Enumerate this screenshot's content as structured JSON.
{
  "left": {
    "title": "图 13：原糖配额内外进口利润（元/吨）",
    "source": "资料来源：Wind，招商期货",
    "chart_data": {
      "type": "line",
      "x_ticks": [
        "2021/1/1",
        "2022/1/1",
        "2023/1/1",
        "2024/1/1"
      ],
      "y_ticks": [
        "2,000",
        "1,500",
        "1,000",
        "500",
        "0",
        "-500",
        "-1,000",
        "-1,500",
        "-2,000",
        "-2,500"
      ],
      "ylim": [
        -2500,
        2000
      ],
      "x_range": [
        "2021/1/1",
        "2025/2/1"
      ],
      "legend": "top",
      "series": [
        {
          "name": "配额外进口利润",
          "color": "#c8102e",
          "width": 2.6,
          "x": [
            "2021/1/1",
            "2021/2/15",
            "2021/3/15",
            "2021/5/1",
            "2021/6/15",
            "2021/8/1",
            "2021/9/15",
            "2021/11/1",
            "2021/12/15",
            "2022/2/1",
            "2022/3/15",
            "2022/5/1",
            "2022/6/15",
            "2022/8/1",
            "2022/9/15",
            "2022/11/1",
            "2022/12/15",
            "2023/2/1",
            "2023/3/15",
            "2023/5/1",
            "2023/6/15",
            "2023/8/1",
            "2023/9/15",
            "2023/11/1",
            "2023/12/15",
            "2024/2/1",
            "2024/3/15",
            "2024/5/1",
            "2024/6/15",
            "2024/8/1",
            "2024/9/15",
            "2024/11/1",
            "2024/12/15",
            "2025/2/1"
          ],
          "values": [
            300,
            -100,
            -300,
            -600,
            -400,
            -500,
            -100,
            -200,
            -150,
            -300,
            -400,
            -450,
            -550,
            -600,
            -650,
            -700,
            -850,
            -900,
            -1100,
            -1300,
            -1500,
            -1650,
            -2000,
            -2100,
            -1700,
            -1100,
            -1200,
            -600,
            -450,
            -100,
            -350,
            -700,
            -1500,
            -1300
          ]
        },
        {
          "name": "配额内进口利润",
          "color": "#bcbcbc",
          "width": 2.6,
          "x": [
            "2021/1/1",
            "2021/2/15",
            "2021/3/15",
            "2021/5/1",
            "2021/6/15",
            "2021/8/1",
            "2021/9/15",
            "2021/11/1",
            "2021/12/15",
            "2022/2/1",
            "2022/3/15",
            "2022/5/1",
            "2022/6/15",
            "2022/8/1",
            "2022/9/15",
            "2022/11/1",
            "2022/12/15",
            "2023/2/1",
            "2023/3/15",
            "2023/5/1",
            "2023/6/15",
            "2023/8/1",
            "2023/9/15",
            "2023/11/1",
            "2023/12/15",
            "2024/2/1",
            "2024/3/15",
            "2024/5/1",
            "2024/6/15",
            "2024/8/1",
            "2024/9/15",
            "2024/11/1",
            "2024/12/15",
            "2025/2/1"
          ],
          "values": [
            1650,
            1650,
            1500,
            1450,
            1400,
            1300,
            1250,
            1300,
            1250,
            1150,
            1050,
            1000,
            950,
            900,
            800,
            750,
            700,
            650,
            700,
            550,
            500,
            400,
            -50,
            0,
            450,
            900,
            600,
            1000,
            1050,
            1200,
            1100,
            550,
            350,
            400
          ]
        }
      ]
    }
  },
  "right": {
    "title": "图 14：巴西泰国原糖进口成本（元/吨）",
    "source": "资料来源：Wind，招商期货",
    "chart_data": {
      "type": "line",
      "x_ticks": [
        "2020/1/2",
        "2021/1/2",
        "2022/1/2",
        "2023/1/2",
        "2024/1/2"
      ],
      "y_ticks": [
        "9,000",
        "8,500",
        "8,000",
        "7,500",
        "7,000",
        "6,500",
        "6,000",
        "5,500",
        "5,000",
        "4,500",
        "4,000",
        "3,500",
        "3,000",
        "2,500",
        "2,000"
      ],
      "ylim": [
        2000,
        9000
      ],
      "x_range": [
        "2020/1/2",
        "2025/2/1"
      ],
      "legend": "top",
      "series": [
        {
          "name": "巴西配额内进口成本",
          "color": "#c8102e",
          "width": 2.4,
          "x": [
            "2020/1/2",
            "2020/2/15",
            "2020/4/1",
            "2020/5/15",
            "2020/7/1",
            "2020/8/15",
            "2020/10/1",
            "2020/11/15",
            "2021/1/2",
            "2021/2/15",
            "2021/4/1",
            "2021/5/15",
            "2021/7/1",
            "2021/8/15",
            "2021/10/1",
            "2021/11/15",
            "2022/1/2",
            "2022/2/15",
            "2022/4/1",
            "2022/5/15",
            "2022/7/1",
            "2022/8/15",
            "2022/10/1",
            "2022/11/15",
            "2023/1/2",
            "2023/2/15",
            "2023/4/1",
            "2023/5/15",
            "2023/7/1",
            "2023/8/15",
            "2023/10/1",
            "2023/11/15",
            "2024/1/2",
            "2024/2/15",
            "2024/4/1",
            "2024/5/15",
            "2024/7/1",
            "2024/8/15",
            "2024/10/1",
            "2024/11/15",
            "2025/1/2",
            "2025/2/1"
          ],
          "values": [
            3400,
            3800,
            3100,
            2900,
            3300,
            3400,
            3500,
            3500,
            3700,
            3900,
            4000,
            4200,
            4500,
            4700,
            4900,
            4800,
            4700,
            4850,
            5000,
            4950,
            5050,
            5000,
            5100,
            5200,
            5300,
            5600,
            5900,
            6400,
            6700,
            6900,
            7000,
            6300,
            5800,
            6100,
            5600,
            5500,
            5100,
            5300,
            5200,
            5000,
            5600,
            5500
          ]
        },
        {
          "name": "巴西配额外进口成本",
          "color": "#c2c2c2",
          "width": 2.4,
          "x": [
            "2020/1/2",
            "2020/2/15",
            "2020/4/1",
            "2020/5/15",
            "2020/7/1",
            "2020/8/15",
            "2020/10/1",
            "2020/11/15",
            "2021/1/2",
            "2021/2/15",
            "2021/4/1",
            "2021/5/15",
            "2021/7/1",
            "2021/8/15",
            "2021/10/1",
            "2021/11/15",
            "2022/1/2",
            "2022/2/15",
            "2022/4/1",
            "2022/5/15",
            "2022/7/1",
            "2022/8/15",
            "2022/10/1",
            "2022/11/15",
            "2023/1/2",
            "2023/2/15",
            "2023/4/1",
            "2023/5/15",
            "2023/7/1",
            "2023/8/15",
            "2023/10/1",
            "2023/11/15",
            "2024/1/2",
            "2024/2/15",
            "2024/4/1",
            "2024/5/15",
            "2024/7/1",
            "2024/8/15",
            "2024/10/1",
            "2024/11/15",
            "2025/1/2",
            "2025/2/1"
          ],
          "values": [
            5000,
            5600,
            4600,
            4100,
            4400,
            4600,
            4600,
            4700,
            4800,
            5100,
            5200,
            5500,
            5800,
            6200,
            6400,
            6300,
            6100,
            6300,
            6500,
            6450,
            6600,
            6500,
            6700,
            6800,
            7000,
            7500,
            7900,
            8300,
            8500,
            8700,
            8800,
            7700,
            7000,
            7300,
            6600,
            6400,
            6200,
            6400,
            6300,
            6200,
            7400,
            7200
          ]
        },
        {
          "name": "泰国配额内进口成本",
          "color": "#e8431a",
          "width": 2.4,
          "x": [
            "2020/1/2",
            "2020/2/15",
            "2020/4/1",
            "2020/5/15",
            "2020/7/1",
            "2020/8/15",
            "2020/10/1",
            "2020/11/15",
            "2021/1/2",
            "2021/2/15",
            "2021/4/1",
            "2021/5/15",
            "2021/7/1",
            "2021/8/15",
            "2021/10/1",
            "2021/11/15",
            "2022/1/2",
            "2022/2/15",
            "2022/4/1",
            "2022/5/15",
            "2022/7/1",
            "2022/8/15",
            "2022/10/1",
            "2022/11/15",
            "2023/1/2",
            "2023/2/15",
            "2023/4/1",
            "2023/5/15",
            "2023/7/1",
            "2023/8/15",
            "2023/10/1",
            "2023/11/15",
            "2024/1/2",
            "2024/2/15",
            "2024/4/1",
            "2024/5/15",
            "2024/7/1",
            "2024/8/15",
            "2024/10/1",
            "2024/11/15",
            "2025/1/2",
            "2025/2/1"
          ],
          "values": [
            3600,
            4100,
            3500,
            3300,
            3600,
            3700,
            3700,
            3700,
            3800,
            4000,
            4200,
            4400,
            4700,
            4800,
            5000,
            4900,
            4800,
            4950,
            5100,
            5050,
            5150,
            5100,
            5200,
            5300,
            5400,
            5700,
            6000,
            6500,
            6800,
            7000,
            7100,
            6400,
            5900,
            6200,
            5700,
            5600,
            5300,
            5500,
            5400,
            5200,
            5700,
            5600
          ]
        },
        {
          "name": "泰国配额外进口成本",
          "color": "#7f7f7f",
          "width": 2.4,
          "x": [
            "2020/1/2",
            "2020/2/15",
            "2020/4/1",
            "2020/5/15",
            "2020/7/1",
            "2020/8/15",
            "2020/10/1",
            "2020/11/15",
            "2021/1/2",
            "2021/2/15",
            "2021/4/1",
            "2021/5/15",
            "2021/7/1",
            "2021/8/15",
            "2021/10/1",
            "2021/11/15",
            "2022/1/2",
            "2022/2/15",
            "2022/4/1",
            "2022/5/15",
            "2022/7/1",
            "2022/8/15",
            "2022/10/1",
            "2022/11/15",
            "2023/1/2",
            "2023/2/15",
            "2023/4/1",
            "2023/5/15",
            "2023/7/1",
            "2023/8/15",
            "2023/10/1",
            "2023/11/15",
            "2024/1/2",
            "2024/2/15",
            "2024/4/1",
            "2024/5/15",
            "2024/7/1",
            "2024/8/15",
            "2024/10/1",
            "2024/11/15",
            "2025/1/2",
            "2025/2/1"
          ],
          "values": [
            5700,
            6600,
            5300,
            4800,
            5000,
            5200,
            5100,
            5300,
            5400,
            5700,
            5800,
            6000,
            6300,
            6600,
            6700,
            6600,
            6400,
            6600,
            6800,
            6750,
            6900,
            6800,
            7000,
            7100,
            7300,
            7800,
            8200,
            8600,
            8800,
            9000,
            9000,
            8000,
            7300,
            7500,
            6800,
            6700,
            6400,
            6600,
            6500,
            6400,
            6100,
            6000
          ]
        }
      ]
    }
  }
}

+ + + + + + +

• **EXERCISE**
In the listing above, locate each line with "title" and copy it.

• **WRITTEN RESPONSE**
    "title": "图 13：原糖配额内外进口利润（元/吨）",
    "title": "图 14：巴西泰国原糖进口成本（元/吨）",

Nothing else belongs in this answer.